─── EXTRACTED MATERIAL
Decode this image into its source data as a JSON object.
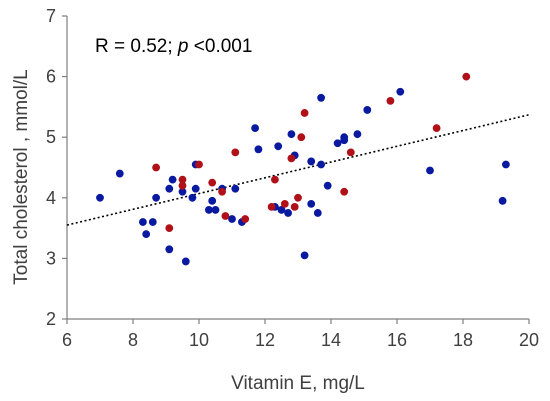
{
  "chart_data": {
    "type": "scatter",
    "title": "",
    "xlabel": "Vitamin E, mg/L",
    "ylabel": "Total cholesterol , mmol/L",
    "xlim": [
      6,
      20
    ],
    "ylim": [
      2,
      7
    ],
    "x_ticks": [
      "6",
      "8",
      "10",
      "12",
      "14",
      "16",
      "18",
      "20"
    ],
    "y_ticks": [
      "2",
      "3",
      "4",
      "5",
      "6",
      "7"
    ],
    "grid": false,
    "legend": "none",
    "annotation": {
      "prefix": "R = 0.52; ",
      "p_symbol": "p",
      "suffix": " <0.001"
    },
    "trendline": {
      "style": "dotted",
      "color": "#000000",
      "points": [
        [
          6,
          3.55
        ],
        [
          20,
          5.37
        ]
      ]
    },
    "series": [
      {
        "color": "#0a1aa0",
        "points": [
          [
            7.0,
            4.0
          ],
          [
            7.6,
            4.4
          ],
          [
            8.3,
            3.6
          ],
          [
            8.4,
            3.4
          ],
          [
            8.6,
            3.6
          ],
          [
            8.7,
            4.0
          ],
          [
            9.1,
            3.15
          ],
          [
            9.1,
            4.15
          ],
          [
            9.2,
            4.3
          ],
          [
            9.5,
            4.1
          ],
          [
            9.6,
            2.95
          ],
          [
            9.8,
            4.0
          ],
          [
            9.9,
            4.55
          ],
          [
            9.9,
            4.15
          ],
          [
            10.3,
            3.8
          ],
          [
            10.4,
            3.95
          ],
          [
            10.5,
            3.8
          ],
          [
            10.7,
            4.15
          ],
          [
            11.0,
            3.65
          ],
          [
            11.1,
            4.15
          ],
          [
            11.3,
            3.6
          ],
          [
            11.7,
            5.15
          ],
          [
            11.8,
            4.8
          ],
          [
            12.3,
            3.85
          ],
          [
            12.4,
            4.85
          ],
          [
            12.5,
            3.8
          ],
          [
            12.7,
            3.75
          ],
          [
            12.8,
            5.05
          ],
          [
            12.9,
            4.7
          ],
          [
            13.2,
            3.05
          ],
          [
            13.4,
            4.6
          ],
          [
            13.4,
            3.9
          ],
          [
            13.6,
            3.75
          ],
          [
            13.7,
            4.55
          ],
          [
            13.9,
            4.2
          ],
          [
            13.7,
            5.65
          ],
          [
            14.2,
            4.9
          ],
          [
            14.4,
            4.95
          ],
          [
            14.4,
            5.0
          ],
          [
            14.8,
            5.05
          ],
          [
            15.1,
            5.45
          ],
          [
            16.1,
            5.75
          ],
          [
            17.0,
            4.45
          ],
          [
            19.2,
            3.95
          ],
          [
            19.3,
            4.55
          ]
        ]
      },
      {
        "color": "#b01018",
        "points": [
          [
            8.7,
            4.5
          ],
          [
            9.1,
            3.5
          ],
          [
            9.5,
            4.2
          ],
          [
            9.5,
            4.3
          ],
          [
            10.0,
            4.55
          ],
          [
            10.4,
            4.25
          ],
          [
            10.7,
            4.1
          ],
          [
            10.8,
            3.7
          ],
          [
            11.1,
            4.75
          ],
          [
            11.4,
            3.65
          ],
          [
            12.2,
            3.85
          ],
          [
            12.3,
            4.3
          ],
          [
            12.6,
            3.9
          ],
          [
            12.8,
            4.65
          ],
          [
            12.9,
            3.85
          ],
          [
            13.0,
            4.0
          ],
          [
            13.1,
            5.0
          ],
          [
            13.2,
            5.4
          ],
          [
            14.4,
            4.1
          ],
          [
            14.6,
            4.75
          ],
          [
            15.8,
            5.6
          ],
          [
            17.2,
            5.15
          ],
          [
            18.1,
            6.0
          ]
        ]
      }
    ]
  }
}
──────
Output the entries above exactly. Drop the pictures.

#### WRITTEN REPLY
Decode this image into its source data as a JSON object.
{
  "chart_data": {
    "type": "scatter",
    "title": "",
    "xlabel": "Vitamin E, mg/L",
    "ylabel": "Total cholesterol , mmol/L",
    "xlim": [
      6,
      20
    ],
    "ylim": [
      2,
      7
    ],
    "x_ticks": [
      "6",
      "8",
      "10",
      "12",
      "14",
      "16",
      "18",
      "20"
    ],
    "y_ticks": [
      "2",
      "3",
      "4",
      "5",
      "6",
      "7"
    ],
    "grid": false,
    "legend": "none",
    "annotation": {
      "prefix": "R = 0.52; ",
      "p_symbol": "p",
      "suffix": " <0.001"
    },
    "trendline": {
      "style": "dotted",
      "color": "#000000",
      "points": [
        [
          6,
          3.55
        ],
        [
          20,
          5.37
        ]
      ]
    },
    "series": [
      {
        "color": "#0a1aa0",
        "points": [
          [
            7.0,
            4.0
          ],
          [
            7.6,
            4.4
          ],
          [
            8.3,
            3.6
          ],
          [
            8.4,
            3.4
          ],
          [
            8.6,
            3.6
          ],
          [
            8.7,
            4.0
          ],
          [
            9.1,
            3.15
          ],
          [
            9.1,
            4.15
          ],
          [
            9.2,
            4.3
          ],
          [
            9.5,
            4.1
          ],
          [
            9.6,
            2.95
          ],
          [
            9.8,
            4.0
          ],
          [
            9.9,
            4.55
          ],
          [
            9.9,
            4.15
          ],
          [
            10.3,
            3.8
          ],
          [
            10.4,
            3.95
          ],
          [
            10.5,
            3.8
          ],
          [
            10.7,
            4.15
          ],
          [
            11.0,
            3.65
          ],
          [
            11.1,
            4.15
          ],
          [
            11.3,
            3.6
          ],
          [
            11.7,
            5.15
          ],
          [
            11.8,
            4.8
          ],
          [
            12.3,
            3.85
          ],
          [
            12.4,
            4.85
          ],
          [
            12.5,
            3.8
          ],
          [
            12.7,
            3.75
          ],
          [
            12.8,
            5.05
          ],
          [
            12.9,
            4.7
          ],
          [
            13.2,
            3.05
          ],
          [
            13.4,
            4.6
          ],
          [
            13.4,
            3.9
          ],
          [
            13.6,
            3.75
          ],
          [
            13.7,
            4.55
          ],
          [
            13.9,
            4.2
          ],
          [
            13.7,
            5.65
          ],
          [
            14.2,
            4.9
          ],
          [
            14.4,
            4.95
          ],
          [
            14.4,
            5.0
          ],
          [
            14.8,
            5.05
          ],
          [
            15.1,
            5.45
          ],
          [
            16.1,
            5.75
          ],
          [
            17.0,
            4.45
          ],
          [
            19.2,
            3.95
          ],
          [
            19.3,
            4.55
          ]
        ]
      },
      {
        "color": "#b01018",
        "points": [
          [
            8.7,
            4.5
          ],
          [
            9.1,
            3.5
          ],
          [
            9.5,
            4.2
          ],
          [
            9.5,
            4.3
          ],
          [
            10.0,
            4.55
          ],
          [
            10.4,
            4.25
          ],
          [
            10.7,
            4.1
          ],
          [
            10.8,
            3.7
          ],
          [
            11.1,
            4.75
          ],
          [
            11.4,
            3.65
          ],
          [
            12.2,
            3.85
          ],
          [
            12.3,
            4.3
          ],
          [
            12.6,
            3.9
          ],
          [
            12.8,
            4.65
          ],
          [
            12.9,
            3.85
          ],
          [
            13.0,
            4.0
          ],
          [
            13.1,
            5.0
          ],
          [
            13.2,
            5.4
          ],
          [
            14.4,
            4.1
          ],
          [
            14.6,
            4.75
          ],
          [
            15.8,
            5.6
          ],
          [
            17.2,
            5.15
          ],
          [
            18.1,
            6.0
          ]
        ]
      }
    ]
  }
}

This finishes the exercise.